Problem description: Copy out all the lines in the records that include the word "eller".

Listed records:
════════════════

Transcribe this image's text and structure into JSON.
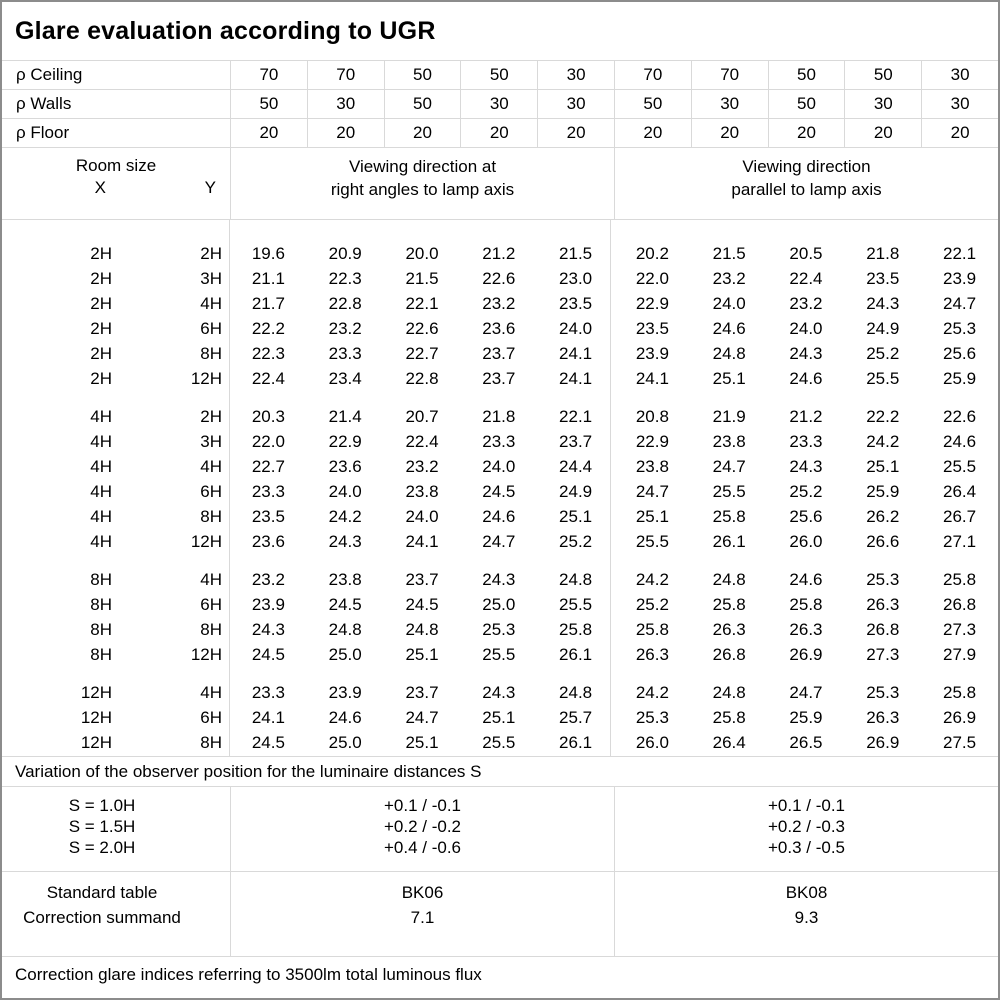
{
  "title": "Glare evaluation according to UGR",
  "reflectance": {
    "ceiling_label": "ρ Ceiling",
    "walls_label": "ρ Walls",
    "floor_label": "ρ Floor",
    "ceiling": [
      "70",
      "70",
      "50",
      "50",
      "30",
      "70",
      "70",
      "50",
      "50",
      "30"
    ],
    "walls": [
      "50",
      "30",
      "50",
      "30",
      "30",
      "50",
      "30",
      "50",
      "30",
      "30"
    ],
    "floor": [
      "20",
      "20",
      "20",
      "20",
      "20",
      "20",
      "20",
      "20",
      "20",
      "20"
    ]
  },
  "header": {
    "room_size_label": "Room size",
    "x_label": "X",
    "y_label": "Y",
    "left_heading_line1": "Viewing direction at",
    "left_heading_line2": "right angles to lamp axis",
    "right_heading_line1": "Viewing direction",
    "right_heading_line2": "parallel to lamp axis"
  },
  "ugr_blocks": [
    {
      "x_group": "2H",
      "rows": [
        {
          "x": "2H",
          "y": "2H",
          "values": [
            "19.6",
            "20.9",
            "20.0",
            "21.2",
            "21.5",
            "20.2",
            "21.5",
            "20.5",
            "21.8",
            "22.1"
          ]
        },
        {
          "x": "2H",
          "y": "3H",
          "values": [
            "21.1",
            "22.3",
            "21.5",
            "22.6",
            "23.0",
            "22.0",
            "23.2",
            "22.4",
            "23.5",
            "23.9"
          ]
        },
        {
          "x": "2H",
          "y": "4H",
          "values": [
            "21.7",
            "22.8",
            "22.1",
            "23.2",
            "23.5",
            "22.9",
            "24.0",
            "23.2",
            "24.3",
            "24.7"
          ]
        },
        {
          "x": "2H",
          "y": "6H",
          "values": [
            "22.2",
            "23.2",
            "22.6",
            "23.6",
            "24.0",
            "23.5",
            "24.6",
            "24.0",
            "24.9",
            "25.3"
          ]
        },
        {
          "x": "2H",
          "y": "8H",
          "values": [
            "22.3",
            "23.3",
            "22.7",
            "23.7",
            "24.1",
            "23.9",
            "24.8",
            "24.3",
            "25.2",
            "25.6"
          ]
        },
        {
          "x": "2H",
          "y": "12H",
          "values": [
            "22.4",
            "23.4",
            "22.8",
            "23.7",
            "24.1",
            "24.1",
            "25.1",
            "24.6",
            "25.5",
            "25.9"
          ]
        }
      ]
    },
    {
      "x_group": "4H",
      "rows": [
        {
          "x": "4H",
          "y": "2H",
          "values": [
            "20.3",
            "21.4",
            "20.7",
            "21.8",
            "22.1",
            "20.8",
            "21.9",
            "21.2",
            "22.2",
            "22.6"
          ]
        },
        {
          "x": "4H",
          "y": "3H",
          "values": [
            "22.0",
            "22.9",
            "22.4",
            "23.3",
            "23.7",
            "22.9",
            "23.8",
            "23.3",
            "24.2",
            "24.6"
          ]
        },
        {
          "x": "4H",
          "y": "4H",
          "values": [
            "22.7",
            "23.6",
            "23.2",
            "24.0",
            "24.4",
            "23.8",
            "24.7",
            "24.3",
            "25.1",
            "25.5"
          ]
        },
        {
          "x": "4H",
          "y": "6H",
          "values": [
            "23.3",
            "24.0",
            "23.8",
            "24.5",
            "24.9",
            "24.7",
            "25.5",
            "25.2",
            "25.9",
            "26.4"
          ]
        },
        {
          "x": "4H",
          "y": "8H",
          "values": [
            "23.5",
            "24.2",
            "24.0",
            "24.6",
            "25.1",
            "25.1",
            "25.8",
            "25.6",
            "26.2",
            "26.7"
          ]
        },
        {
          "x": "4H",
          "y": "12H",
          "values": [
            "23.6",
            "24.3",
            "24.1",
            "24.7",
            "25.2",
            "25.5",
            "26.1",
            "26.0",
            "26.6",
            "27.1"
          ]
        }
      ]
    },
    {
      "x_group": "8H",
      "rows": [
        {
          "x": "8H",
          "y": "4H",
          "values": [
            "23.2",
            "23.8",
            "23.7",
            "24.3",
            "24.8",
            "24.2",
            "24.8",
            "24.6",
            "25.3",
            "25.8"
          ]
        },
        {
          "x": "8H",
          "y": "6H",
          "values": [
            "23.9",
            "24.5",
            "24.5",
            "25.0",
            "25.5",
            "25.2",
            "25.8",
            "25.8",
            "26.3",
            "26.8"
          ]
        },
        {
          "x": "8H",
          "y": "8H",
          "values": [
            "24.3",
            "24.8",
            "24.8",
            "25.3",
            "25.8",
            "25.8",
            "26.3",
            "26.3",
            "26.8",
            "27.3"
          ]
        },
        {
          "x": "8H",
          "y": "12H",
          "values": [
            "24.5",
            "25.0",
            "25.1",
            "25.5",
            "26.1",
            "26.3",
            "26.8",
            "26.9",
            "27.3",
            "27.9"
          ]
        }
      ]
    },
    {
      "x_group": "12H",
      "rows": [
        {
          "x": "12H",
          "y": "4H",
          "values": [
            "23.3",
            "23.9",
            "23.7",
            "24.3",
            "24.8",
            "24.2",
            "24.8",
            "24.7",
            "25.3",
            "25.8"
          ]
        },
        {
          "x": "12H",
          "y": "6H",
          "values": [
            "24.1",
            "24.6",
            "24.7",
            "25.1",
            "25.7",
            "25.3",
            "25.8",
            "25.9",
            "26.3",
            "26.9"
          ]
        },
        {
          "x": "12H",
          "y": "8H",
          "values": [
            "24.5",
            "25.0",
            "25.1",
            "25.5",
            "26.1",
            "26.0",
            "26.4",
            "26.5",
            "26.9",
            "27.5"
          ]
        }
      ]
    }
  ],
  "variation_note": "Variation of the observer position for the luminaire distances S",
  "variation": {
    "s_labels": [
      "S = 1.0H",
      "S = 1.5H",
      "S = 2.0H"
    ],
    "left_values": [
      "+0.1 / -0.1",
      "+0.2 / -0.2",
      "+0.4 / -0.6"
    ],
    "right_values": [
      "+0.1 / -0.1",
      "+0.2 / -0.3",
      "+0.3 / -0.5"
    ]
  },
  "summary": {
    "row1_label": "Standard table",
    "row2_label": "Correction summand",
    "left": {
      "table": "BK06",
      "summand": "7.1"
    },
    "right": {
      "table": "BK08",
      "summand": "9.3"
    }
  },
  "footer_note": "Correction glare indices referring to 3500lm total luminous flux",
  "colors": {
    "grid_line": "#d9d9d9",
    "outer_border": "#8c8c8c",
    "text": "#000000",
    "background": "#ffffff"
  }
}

════════════════

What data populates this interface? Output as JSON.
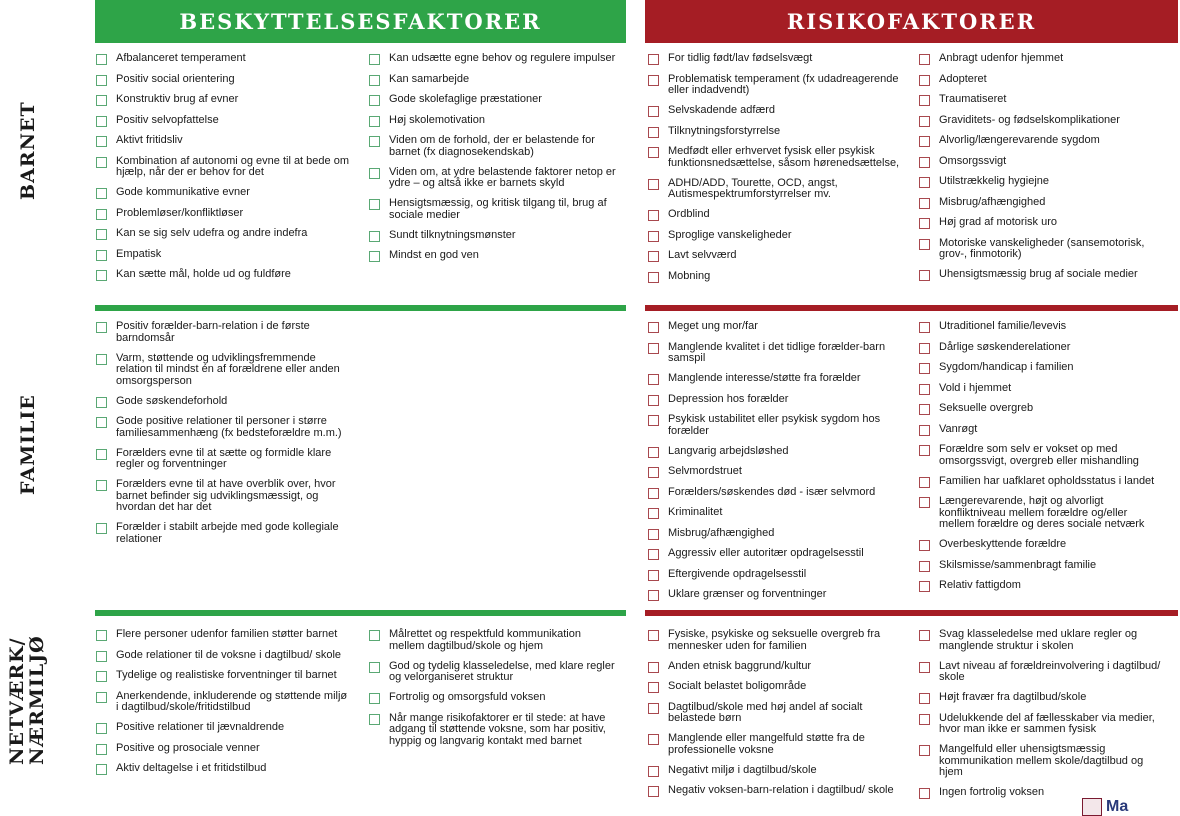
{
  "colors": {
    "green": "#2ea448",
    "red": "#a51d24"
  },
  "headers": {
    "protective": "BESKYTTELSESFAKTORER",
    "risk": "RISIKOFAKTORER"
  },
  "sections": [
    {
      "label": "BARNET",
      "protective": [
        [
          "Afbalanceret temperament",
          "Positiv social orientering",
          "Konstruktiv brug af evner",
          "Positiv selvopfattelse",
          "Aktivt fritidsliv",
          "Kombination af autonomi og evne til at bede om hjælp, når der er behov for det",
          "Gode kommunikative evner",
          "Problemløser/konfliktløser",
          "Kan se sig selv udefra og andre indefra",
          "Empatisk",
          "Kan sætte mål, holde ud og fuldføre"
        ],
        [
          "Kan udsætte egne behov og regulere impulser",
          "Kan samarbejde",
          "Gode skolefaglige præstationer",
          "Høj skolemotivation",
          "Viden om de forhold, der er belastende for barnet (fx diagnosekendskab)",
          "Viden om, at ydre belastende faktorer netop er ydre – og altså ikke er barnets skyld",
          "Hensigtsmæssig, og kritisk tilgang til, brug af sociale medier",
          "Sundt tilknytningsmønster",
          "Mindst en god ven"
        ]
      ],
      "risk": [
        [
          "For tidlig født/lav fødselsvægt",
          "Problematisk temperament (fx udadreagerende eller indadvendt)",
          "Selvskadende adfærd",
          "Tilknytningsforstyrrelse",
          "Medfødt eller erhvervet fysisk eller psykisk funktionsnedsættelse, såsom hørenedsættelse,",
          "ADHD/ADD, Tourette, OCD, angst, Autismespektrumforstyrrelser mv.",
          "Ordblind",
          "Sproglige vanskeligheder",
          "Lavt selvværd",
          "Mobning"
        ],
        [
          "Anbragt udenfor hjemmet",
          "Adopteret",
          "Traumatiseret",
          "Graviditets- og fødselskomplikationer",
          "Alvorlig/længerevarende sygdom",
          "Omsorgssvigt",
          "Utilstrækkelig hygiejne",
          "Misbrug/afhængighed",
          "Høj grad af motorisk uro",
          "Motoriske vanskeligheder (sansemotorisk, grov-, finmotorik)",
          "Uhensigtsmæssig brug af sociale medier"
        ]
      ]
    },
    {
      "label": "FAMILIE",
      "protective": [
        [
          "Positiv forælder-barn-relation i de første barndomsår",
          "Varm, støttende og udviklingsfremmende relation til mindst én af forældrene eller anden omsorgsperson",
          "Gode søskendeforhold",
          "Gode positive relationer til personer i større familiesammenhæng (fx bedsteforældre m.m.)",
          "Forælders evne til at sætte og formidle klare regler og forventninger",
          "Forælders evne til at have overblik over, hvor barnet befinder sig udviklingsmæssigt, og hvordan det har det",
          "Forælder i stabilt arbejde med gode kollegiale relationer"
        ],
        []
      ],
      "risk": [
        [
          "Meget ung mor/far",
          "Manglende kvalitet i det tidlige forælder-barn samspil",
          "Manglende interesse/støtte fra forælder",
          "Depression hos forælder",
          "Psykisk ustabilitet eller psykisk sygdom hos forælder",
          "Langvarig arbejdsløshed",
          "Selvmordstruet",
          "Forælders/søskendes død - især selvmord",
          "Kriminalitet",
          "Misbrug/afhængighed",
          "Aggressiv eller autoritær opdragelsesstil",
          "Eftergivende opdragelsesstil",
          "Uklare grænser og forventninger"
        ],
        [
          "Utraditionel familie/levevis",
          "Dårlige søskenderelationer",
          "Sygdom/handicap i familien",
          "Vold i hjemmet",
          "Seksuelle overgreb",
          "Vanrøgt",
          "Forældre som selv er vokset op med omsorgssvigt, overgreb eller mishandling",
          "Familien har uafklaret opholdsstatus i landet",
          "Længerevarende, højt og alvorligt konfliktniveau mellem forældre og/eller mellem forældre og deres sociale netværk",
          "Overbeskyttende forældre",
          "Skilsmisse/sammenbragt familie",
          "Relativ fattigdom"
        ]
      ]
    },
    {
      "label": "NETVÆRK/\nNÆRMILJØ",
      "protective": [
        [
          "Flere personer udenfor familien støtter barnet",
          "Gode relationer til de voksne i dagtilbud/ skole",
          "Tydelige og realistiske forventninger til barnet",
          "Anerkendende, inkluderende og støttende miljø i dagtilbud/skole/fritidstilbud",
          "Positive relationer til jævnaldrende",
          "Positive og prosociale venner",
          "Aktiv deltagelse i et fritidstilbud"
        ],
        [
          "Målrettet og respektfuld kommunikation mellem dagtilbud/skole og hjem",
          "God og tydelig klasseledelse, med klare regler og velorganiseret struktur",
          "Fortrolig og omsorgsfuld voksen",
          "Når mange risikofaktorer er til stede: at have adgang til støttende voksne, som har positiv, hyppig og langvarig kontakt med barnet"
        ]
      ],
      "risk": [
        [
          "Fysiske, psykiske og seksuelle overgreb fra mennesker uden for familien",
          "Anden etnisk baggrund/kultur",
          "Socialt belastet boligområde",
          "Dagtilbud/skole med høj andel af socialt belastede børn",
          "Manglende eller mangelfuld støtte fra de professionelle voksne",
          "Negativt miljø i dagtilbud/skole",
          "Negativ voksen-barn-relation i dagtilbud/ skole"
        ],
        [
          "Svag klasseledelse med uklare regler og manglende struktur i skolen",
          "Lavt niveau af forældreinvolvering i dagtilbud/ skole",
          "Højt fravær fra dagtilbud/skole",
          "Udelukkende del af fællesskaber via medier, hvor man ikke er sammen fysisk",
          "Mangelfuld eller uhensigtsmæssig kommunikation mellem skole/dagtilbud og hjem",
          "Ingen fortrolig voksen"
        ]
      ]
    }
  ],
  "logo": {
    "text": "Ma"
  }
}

════════════════

Output for this exercise:
          "Problematisk temperament (fx udadreagerende eller indadvendt)",
          "Medfødt eller erhvervet fysisk eller psykisk funktionsnedsættelse, såsom hørenedsættelse,",
          "Varm, støttende og udviklingsfremmende relation til mindst én af forældrene eller anden omsorgsperson",
          "Psykisk ustabilitet eller psykisk sygdom hos forælder",
          "Aggressiv eller autoritær opdragelsesstil",
          "Forældre som selv er vokset op med omsorgssvigt, overgreb eller mishandling",
          "Længerevarende, højt og alvorligt konfliktniveau mellem forældre og/eller mellem forældre og deres sociale netværk",
          "Manglende eller mangelfuld støtte fra de professionelle voksne",
          "Mangelfuld eller uhensigtsmæssig kommunikation mellem skole/dagtilbud og hjem",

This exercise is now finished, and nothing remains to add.